Count every line that includes the string "document" in the entries that follow. Nothing besides the number is needed.
=-=-=-=-=
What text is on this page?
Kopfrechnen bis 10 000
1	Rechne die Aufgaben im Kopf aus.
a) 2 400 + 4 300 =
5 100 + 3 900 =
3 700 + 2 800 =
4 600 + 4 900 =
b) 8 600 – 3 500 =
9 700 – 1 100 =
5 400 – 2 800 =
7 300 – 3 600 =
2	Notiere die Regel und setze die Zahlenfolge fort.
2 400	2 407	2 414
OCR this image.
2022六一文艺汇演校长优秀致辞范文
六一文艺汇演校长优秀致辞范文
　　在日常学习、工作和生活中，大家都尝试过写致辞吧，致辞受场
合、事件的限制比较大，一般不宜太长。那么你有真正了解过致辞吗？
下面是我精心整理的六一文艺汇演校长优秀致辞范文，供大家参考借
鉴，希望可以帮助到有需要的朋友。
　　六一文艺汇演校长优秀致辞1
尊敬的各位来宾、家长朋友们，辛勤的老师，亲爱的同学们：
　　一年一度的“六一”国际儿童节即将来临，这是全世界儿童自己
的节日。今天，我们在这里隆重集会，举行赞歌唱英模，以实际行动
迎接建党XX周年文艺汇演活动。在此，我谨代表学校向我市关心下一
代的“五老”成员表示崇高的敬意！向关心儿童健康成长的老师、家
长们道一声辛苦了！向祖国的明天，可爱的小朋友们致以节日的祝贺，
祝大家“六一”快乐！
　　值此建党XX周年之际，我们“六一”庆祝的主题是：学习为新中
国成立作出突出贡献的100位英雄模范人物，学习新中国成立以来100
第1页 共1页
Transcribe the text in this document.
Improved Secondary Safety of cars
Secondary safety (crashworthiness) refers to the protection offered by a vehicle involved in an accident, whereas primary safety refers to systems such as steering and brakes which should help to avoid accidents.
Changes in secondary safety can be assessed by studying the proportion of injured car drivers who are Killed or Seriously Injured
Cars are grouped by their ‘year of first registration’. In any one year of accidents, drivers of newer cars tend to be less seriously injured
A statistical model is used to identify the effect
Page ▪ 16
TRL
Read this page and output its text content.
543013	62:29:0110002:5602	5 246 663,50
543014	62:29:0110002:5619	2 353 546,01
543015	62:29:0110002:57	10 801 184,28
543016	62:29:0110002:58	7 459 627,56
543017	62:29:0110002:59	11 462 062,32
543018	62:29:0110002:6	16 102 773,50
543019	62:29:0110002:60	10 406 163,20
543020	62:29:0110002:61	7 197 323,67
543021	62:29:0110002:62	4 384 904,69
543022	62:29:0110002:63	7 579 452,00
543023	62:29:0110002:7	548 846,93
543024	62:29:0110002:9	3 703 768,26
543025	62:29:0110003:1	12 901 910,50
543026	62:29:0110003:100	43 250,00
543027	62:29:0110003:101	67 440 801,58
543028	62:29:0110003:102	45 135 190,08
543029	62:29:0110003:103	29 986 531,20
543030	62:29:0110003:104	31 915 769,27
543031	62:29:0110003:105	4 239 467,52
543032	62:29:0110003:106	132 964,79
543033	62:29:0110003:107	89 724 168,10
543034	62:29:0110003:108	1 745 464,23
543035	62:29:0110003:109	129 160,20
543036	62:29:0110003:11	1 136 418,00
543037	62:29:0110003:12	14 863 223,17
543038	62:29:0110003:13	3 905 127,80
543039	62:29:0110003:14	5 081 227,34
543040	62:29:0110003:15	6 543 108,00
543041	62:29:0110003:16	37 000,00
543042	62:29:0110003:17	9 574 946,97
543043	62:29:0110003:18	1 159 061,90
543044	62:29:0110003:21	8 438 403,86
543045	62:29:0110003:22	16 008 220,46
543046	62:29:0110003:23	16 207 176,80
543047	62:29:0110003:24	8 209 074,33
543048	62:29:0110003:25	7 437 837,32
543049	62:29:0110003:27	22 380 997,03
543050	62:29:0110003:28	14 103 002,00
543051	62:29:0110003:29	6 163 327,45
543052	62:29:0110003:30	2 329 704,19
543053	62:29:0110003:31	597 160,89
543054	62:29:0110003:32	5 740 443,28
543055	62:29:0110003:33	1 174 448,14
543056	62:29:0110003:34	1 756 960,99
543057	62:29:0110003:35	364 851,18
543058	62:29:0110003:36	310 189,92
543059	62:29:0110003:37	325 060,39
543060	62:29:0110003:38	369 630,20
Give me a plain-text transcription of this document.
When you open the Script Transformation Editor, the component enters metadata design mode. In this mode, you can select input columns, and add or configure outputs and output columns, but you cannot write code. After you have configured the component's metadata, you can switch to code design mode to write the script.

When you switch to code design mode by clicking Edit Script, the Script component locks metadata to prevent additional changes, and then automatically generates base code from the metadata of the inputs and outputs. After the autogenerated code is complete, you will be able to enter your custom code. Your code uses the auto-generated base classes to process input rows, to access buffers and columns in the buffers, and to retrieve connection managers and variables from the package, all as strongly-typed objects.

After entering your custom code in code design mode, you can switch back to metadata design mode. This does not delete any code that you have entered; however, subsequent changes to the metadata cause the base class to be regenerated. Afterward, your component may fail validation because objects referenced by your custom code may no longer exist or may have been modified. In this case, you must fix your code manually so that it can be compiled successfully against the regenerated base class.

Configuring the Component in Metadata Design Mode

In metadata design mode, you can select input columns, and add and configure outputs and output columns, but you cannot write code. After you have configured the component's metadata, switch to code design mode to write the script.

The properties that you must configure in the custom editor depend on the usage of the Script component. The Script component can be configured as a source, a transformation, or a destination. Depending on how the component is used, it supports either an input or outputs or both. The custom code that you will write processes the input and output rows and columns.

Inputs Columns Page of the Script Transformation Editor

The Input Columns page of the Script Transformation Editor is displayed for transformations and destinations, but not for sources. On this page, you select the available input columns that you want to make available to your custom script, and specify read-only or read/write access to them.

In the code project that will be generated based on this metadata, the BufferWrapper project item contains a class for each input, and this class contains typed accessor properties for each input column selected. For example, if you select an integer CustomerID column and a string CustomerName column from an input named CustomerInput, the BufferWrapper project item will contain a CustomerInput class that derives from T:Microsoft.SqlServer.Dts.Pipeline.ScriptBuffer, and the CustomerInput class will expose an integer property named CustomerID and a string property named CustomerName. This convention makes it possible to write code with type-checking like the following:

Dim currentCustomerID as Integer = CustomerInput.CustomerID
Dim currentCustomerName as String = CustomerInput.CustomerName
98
=-=-=-=-=
**Right answer:** 2